[Exercise instructions] Make a verbatim transcription of the records, without the pictures.

[Page images and their text]
-- Opening Marker --

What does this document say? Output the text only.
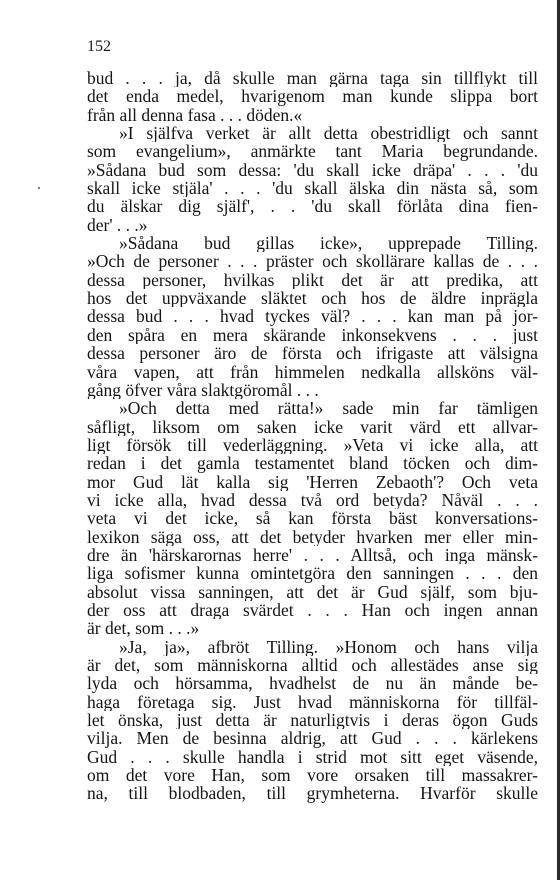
152
bud . . . ja, då skulle man gärna taga sin tillflykt till
det enda medel, hvarigenom man kunde slippa bort
från all denna fasa . . . döden.«
»I själfva verket är allt detta obestridligt och sannt
som evangelium», anmärkte tant Maria begrundande.
»Sådana bud som dessa: 'du skall icke dräpa' . . . 'du
skall icke stjäla' . . . 'du skall älska din nästa så, som
du älskar dig själf', . . 'du skall förlåta dina fien-
der' . . .»
»Sådana bud gillas icke», upprepade Tilling.
»Och de personer . . . präster och skollärare kallas de . . .
dessa personer, hvilkas plikt det är att predika, att
hos det uppväxande släktet och hos de äldre inprägla
dessa bud . . . hvad tyckes väl? . . . kan man på jor-
den spåra en mera skärande inkonsekvens . . . just
dessa personer äro de första och ifrigaste att välsigna
våra vapen, att från himmelen nedkalla allsköns väl-
gång öfver våra slaktgöromål . . .
»Och detta med rätta!» sade min far tämligen
såfligt, liksom om saken icke varit värd ett allvar-
ligt försök till vederläggning. »Veta vi icke alla, att
redan i det gamla testamentet bland töcken och dim-
mor Gud lät kalla sig 'Herren Zebaoth'? Och veta
vi icke alla, hvad dessa två ord betyda? Nåväl . . .
veta vi det icke, så kan första bäst konversations-
lexikon säga oss, att det betyder hvarken mer eller min-
dre än 'härskarornas herre' . . . Alltså, och inga mänsk-
liga sofismer kunna omintetgöra den sanningen . . . den
absolut vissa sanningen, att det är Gud själf, som bju-
der oss att draga svärdet . . . Han och ingen annan
är det, som . . .»
»Ja, ja», afbröt Tilling. »Honom och hans vilja
är det, som människorna alltid och allestädes anse sig
lyda och hörsamma, hvadhelst de nu än månde be-
haga företaga sig. Just hvad människorna för tillfäl-
let önska, just detta är naturligtvis i deras ögon Guds
vilja. Men de besinna aldrig, att Gud . . . kärlekens
Gud . . . skulle handla i strid mot sitt eget väsende,
om det vore Han, som vore orsaken till massakrer-
na, till blodbaden, till grymheterna. Hvarför skulle
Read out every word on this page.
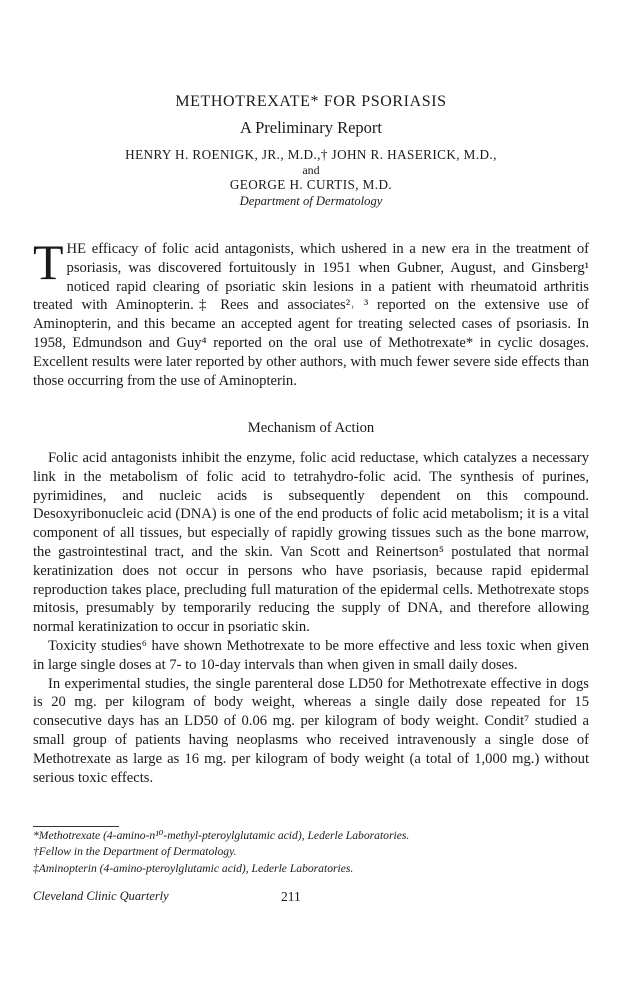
METHOTREXATE* FOR PSORIASIS
A Preliminary Report
HENRY H. ROENIGK, JR., M.D.,† JOHN R. HASERICK, M.D.,
and
GEORGE H. CURTIS, M.D.
Department of Dermatology

THE efficacy of folic acid antagonists, which ushered in a new era in the treatment of psoriasis, was discovered fortuitously in 1951 when Gubner, August, and Ginsberg¹ noticed rapid clearing of psoriatic skin lesions in a patient with rheumatoid arthritis treated with Aminopterin.‡ Rees and associates²˒ ³ reported on the extensive use of Aminopterin, and this became an accepted agent for treating selected cases of psoriasis. In 1958, Edmundson and Guy⁴ reported on the oral use of Methotrexate* in cyclic dosages. Excellent results were later reported by other authors, with much fewer severe side effects than those occurring from the use of Aminopterin.

Mechanism of Action

Folic acid antagonists inhibit the enzyme, folic acid reductase, which catalyzes a necessary link in the metabolism of folic acid to tetrahydro-folic acid. The synthesis of purines, pyrimidines, and nucleic acids is subsequently dependent on this compound. Desoxyribonucleic acid (DNA) is one of the end products of folic acid metabolism; it is a vital component of all tissues, but especially of rapidly growing tissues such as the bone marrow, the gastrointestinal tract, and the skin. Van Scott and Reinertson⁵ postulated that normal keratinization does not occur in persons who have psoriasis, because rapid epidermal reproduction takes place, precluding full maturation of the epidermal cells. Methotrexate stops mitosis, presumably by temporarily reducing the supply of DNA, and therefore allowing normal keratinization to occur in psoriatic skin.

Toxicity studies⁶ have shown Methotrexate to be more effective and less toxic when given in large single doses at 7- to 10-day intervals than when given in small daily doses.

In experimental studies, the single parenteral dose LD50 for Methotrexate effective in dogs is 20 mg. per kilogram of body weight, whereas a single daily dose repeated for 15 consecutive days has an LD50 of 0.06 mg. per kilogram of body weight. Condit⁷ studied a small group of patients having neoplasms who received intravenously a single dose of Methotrexate as large as 16 mg. per kilogram of body weight (a total of 1,000 mg.) without serious toxic effects.

*Methotrexate (4-amino-n¹⁰-methyl-pteroylglutamic acid), Lederle Laboratories.
†Fellow in the Department of Dermatology.
‡Aminopterin (4-amino-pteroylglutamic acid), Lederle Laboratories.
Cleveland Clinic Quarterly	211
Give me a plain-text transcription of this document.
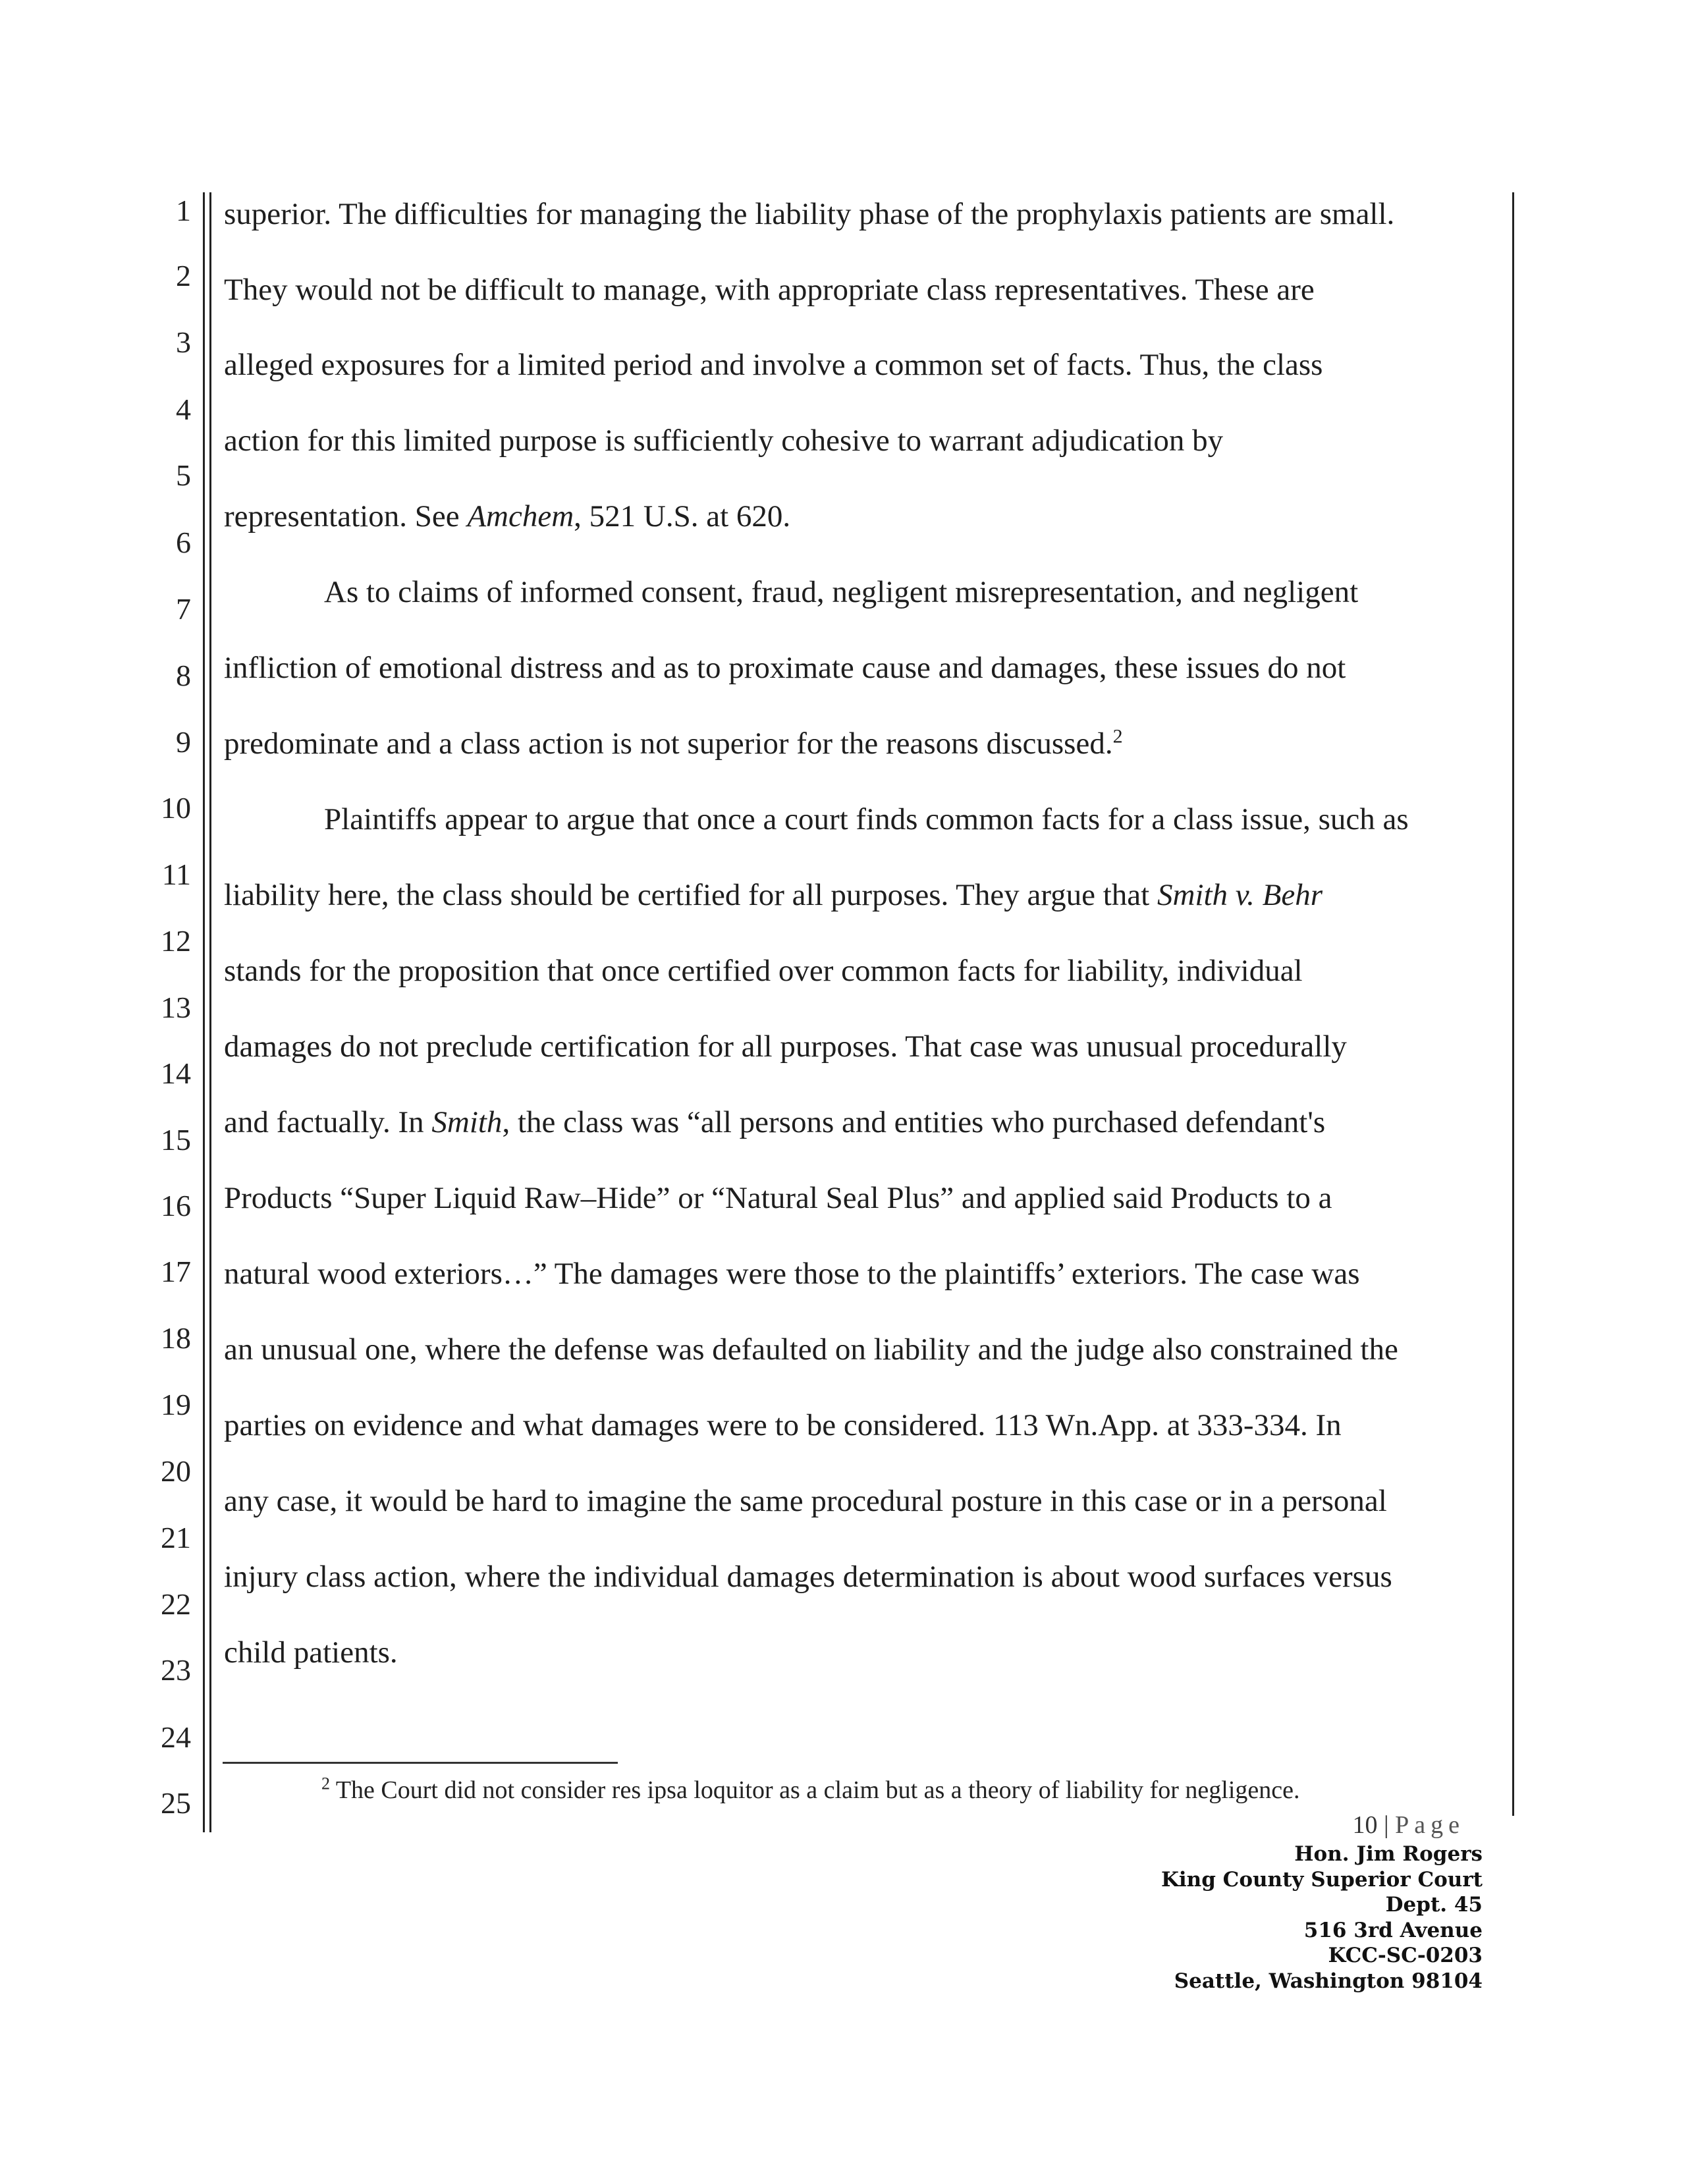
1
2
3
4
5
6
7
8
9
10
11
12
13
14
15
16
17
18
19
20
21
22
23
24
25
superior. The difficulties for managing the liability phase of the prophylaxis patients are small.
They would not be difficult to manage, with appropriate class representatives. These are
alleged exposures for a limited period and involve a common set of facts. Thus, the class
action for this limited purpose is sufficiently cohesive to warrant adjudication by
representation. See Amchem, 521 U.S. at 620.
As to claims of informed consent, fraud, negligent misrepresentation, and negligent
infliction of emotional distress and as to proximate cause and damages, these issues do not
predominate and a class action is not superior for the reasons discussed.$^2$
Plaintiffs appear to argue that once a court finds common facts for a class issue, such as
liability here, the class should be certified for all purposes. They argue that Smith v. Behr
stands for the proposition that once certified over common facts for liability, individual
damages do not preclude certification for all purposes. That case was unusual procedurally
and factually. In Smith, the class was “all persons and entities who purchased defendant's
Products “Super Liquid Raw–Hide” or “Natural Seal Plus” and applied said Products to a
natural wood exteriors…” The damages were those to the plaintiffs’ exteriors. The case was
an unusual one, where the defense was defaulted on liability and the judge also constrained the
parties on evidence and what damages were to be considered. 113 Wn.App. at 333-334. In
any case, it would be hard to imagine the same procedural posture in this case or in a personal
injury class action, where the individual damages determination is about wood surfaces versus
child patients.
$^2$ The Court did not consider res ipsa loquitor as a claim but as a theory of liability for negligence.
10 | Page
Hon. Jim Rogers
King County Superior Court
Dept. 45
516 3rd Avenue
KCC-SC-0203
Seattle, Washington 98104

-- Closing Marker --

[Solution to this problem]
What does this document say? Output the text only.
152
bud . . . ja, då skulle man gärna taga sin tillflykt till
det enda medel, hvarigenom man kunde slippa bort
från all denna fasa . . . döden.«
»I själfva verket är allt detta obestridligt och sannt
som evangelium», anmärkte tant Maria begrundande.
»Sådana bud som dessa: 'du skall icke dräpa' . . . 'du
skall icke stjäla' . . . 'du skall älska din nästa så, som
du älskar dig själf', . . 'du skall förlåta dina fien-
der' . . .»
»Sådana bud gillas icke», upprepade Tilling.
»Och de personer . . . präster och skollärare kallas de . . .
dessa personer, hvilkas plikt det är att predika, att
hos det uppväxande släktet och hos de äldre inprägla
dessa bud . . . hvad tyckes väl? . . . kan man på jor-
den spåra en mera skärande inkonsekvens . . . just
dessa personer äro de första och ifrigaste att välsigna
våra vapen, att från himmelen nedkalla allsköns väl-
gång öfver våra slaktgöromål . . .
»Och detta med rätta!» sade min far tämligen
såfligt, liksom om saken icke varit värd ett allvar-
ligt försök till vederläggning. »Veta vi icke alla, att
redan i det gamla testamentet bland töcken och dim-
mor Gud lät kalla sig 'Herren Zebaoth'? Och veta
vi icke alla, hvad dessa två ord betyda? Nåväl . . .
veta vi det icke, så kan första bäst konversations-
lexikon säga oss, att det betyder hvarken mer eller min-
dre än 'härskarornas herre' . . . Alltså, och inga mänsk-
liga sofismer kunna omintetgöra den sanningen . . . den
absolut vissa sanningen, att det är Gud själf, som bju-
der oss att draga svärdet . . . Han och ingen annan
är det, som . . .»
»Ja, ja», afbröt Tilling. »Honom och hans vilja
är det, som människorna alltid och allestädes anse sig
lyda och hörsamma, hvadhelst de nu än månde be-
haga företaga sig. Just hvad människorna för tillfäl-
let önska, just detta är naturligtvis i deras ögon Guds
vilja. Men de besinna aldrig, att Gud . . . kärlekens
Gud . . . skulle handla i strid mot sitt eget väsende,
om det vore Han, som vore orsaken till massakrer-
na, till blodbaden, till grymheterna. Hvarför skulle
Read out every word on this page.
METHOTREXATE* FOR PSORIASIS
A Preliminary Report
HENRY H. ROENIGK, JR., M.D.,† JOHN R. HASERICK, M.D.,
and
GEORGE H. CURTIS, M.D.
Department of Dermatology

THE efficacy of folic acid antagonists, which ushered in a new era in the treatment of psoriasis, was discovered fortuitously in 1951 when Gubner, August, and Ginsberg¹ noticed rapid clearing of psoriatic skin lesions in a patient with rheumatoid arthritis treated with Aminopterin.‡ Rees and associates²˒ ³ reported on the extensive use of Aminopterin, and this became an accepted agent for treating selected cases of psoriasis. In 1958, Edmundson and Guy⁴ reported on the oral use of Methotrexate* in cyclic dosages. Excellent results were later reported by other authors, with much fewer severe side effects than those occurring from the use of Aminopterin.

Mechanism of Action

Folic acid antagonists inhibit the enzyme, folic acid reductase, which catalyzes a necessary link in the metabolism of folic acid to tetrahydro-folic acid. The synthesis of purines, pyrimidines, and nucleic acids is subsequently dependent on this compound. Desoxyribonucleic acid (DNA) is one of the end products of folic acid metabolism; it is a vital component of all tissues, but especially of rapidly growing tissues such as the bone marrow, the gastrointestinal tract, and the skin. Van Scott and Reinertson⁵ postulated that normal keratinization does not occur in persons who have psoriasis, because rapid epidermal reproduction takes place, precluding full maturation of the epidermal cells. Methotrexate stops mitosis, presumably by temporarily reducing the supply of DNA, and therefore allowing normal keratinization to occur in psoriatic skin.

Toxicity studies⁶ have shown Methotrexate to be more effective and less toxic when given in large single doses at 7- to 10-day intervals than when given in small daily doses.

In experimental studies, the single parenteral dose LD50 for Methotrexate effective in dogs is 20 mg. per kilogram of body weight, whereas a single daily dose repeated for 15 consecutive days has an LD50 of 0.06 mg. per kilogram of body weight. Condit⁷ studied a small group of patients having neoplasms who received intravenously a single dose of Methotrexate as large as 16 mg. per kilogram of body weight (a total of 1,000 mg.) without serious toxic effects.

*Methotrexate (4-amino-n¹⁰-methyl-pteroylglutamic acid), Lederle Laboratories.
†Fellow in the Department of Dermatology.
‡Aminopterin (4-amino-pteroylglutamic acid), Lederle Laboratories.
Cleveland Clinic Quarterly	211
Give me a plain-text transcription of this document.
1
2
3
4
5
6
7
8
9
10
11
12
13
14
15
16
17
18
19
20
21
22
23
24
25
superior. The difficulties for managing the liability phase of the prophylaxis patients are small.
They would not be difficult to manage, with appropriate class representatives. These are
alleged exposures for a limited period and involve a common set of facts. Thus, the class
action for this limited purpose is sufficiently cohesive to warrant adjudication by
representation. See Amchem, 521 U.S. at 620.
As to claims of informed consent, fraud, negligent misrepresentation, and negligent
infliction of emotional distress and as to proximate cause and damages, these issues do not
predominate and a class action is not superior for the reasons discussed.$^2$
Plaintiffs appear to argue that once a court finds common facts for a class issue, such as
liability here, the class should be certified for all purposes. They argue that Smith v. Behr
stands for the proposition that once certified over common facts for liability, individual
damages do not preclude certification for all purposes. That case was unusual procedurally
and factually. In Smith, the class was “all persons and entities who purchased defendant's
Products “Super Liquid Raw–Hide” or “Natural Seal Plus” and applied said Products to a
natural wood exteriors…” The damages were those to the plaintiffs’ exteriors. The case was
an unusual one, where the defense was defaulted on liability and the judge also constrained the
parties on evidence and what damages were to be considered. 113 Wn.App. at 333-334. In
any case, it would be hard to imagine the same procedural posture in this case or in a personal
injury class action, where the individual damages determination is about wood surfaces versus
child patients.
$^2$ The Court did not consider res ipsa loquitor as a claim but as a theory of liability for negligence.
10 | Page
Hon. Jim Rogers
King County Superior Court
Dept. 45
516 3rd Avenue
KCC-SC-0203
Seattle, Washington 98104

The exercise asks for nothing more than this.